EXERCISE OBJECTIVE:
Copy out all lines that carry the word "القاسم".

↓

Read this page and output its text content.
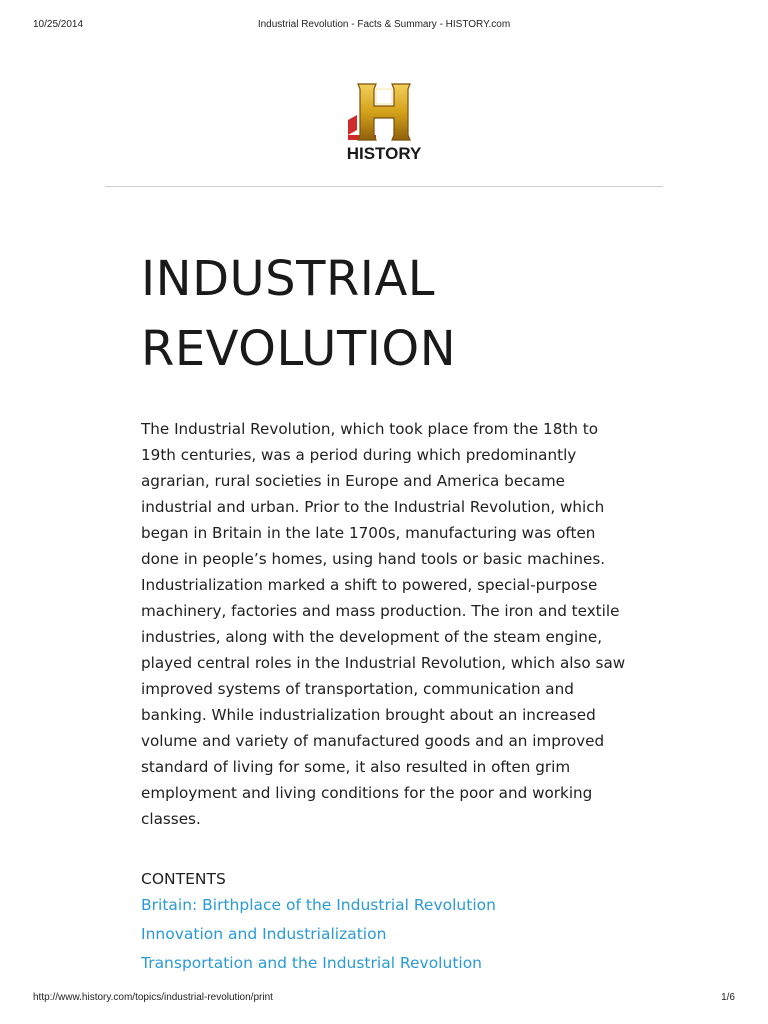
10/25/2014	Industrial Revolution - Facts & Summary - HISTORY.com
HISTORY
INDUSTRIAL REVOLUTION

The Industrial Revolution, which took place from the 18th to 19th centuries, was a period during which predominantly agrarian, rural societies in Europe and America became industrial and urban. Prior to the Industrial Revolution, which began in Britain in the late 1700s, manufacturing was often done in people’s homes, using hand tools or basic machines. Industrialization marked a shift to powered, special-purpose machinery, factories and mass production. The iron and textile industries, along with the development of the steam engine, played central roles in the Industrial Revolution, which also saw improved systems of transportation, communication and banking. While industrialization brought about an increased volume and variety of manufactured goods and an improved standard of living for some, it also resulted in often grim employment and living conditions for the poor and working classes.

CONTENTS
Britain: Birthplace of the Industrial Revolution
Innovation and Industrialization
Transportation and the Industrial Revolution
http://www.history.com/topics/industrial-revolution/print	1/6
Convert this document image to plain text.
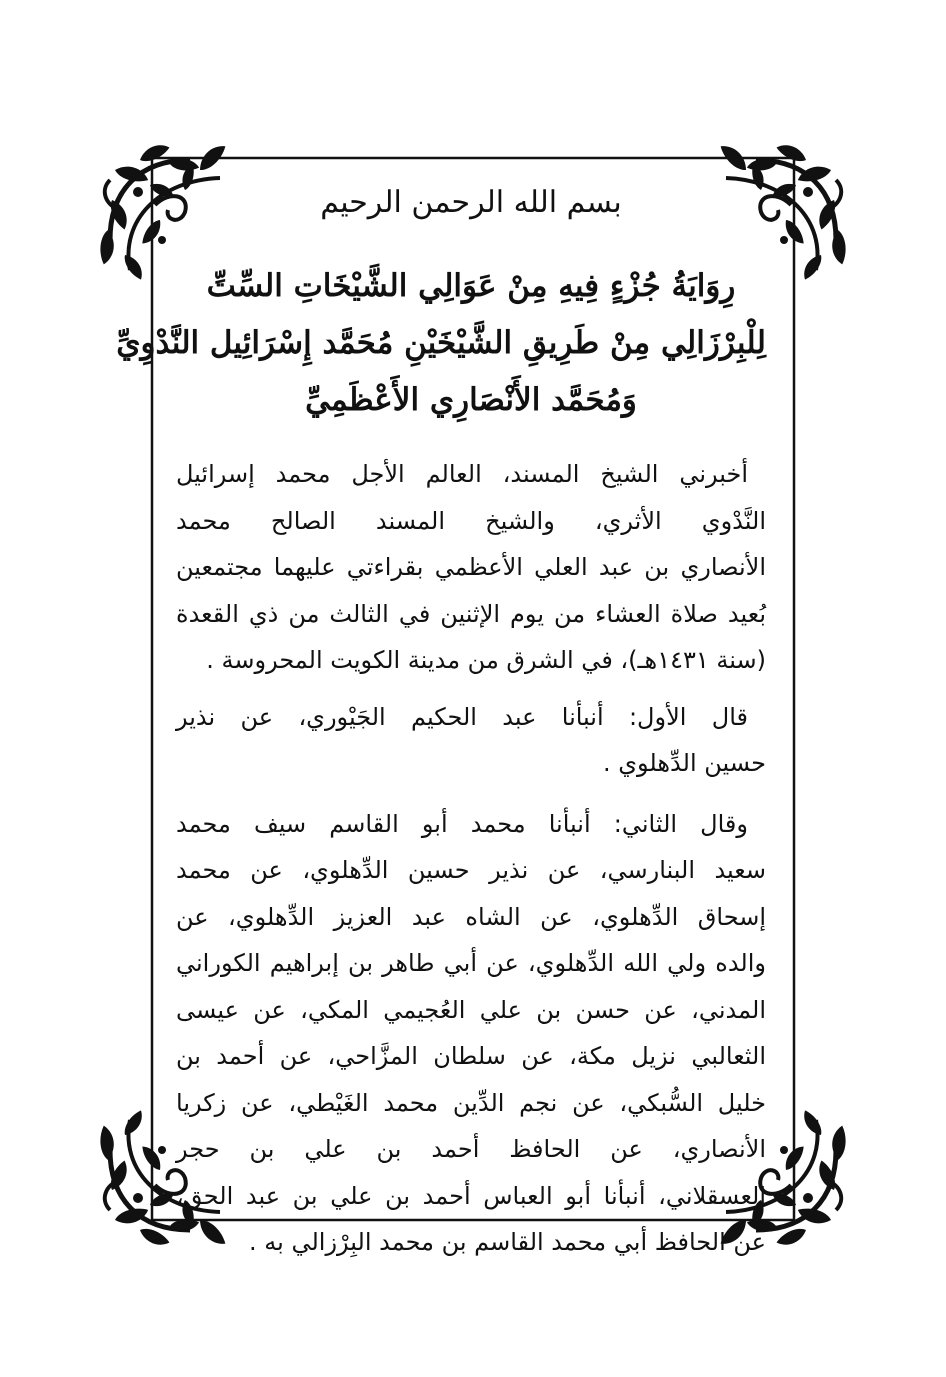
بسم الله الرحمن الرحيم
رِوَايَةُ جُزْءٍ فِيهِ مِنْ عَوَالِي الشَّيْخَاتِ السِّتِّ
لِلْبِرْزَالِي مِنْ طَرِيقِ الشَّيْخَيْنِ مُحَمَّد إِسْرَائِيل النَّدْوِيِّ
وَمُحَمَّد الأَنْصَارِي الأَعْظَمِيِّ
أخبرني الشيخ المسند، العالم الأجل محمد إسرائيل
النَّدْوي الأثري، والشيخ المسند الصالح محمد
الأنصاري بن عبد العلي الأعظمي بقراءتي عليهما مجتمعين
بُعيد صلاة العشاء من يوم الإثنين في الثالث من ذي القعدة
(سنة ١٤٣١هـ)، في الشرق من مدينة الكويت المحروسة .
قال الأول: أنبأنا عبد الحكيم الجَيْوري، عن نذير
حسين الدِّهلوي .
وقال الثاني: أنبأنا محمد أبو القاسم سيف محمد
سعيد البنارسي، عن نذير حسين الدِّهلوي، عن محمد
إسحاق الدِّهلوي، عن الشاه عبد العزيز الدِّهلوي، عن
والده ولي الله الدِّهلوي، عن أبي طاهر بن إبراهيم الكوراني
المدني، عن حسن بن علي العُجيمي المكي، عن عيسى
الثعالبي نزيل مكة، عن سلطان المزَّاحي، عن أحمد بن
خليل السُّبكي، عن نجم الدِّين محمد الغَيْطي، عن زكريا
الأنصاري، عن الحافظ أحمد بن علي بن حجر
العسقلاني، أنبأنا أبو العباس أحمد بن علي بن عبد الحق،
عن الحافظ أبي محمد القاسم بن محمد البِرْزالي به .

↑

REPLY TO THE TASK:
وقال الثاني: أنبأنا محمد أبو القاسم سيف محمد
عن الحافظ أبي محمد القاسم بن محمد البِرْزالي به .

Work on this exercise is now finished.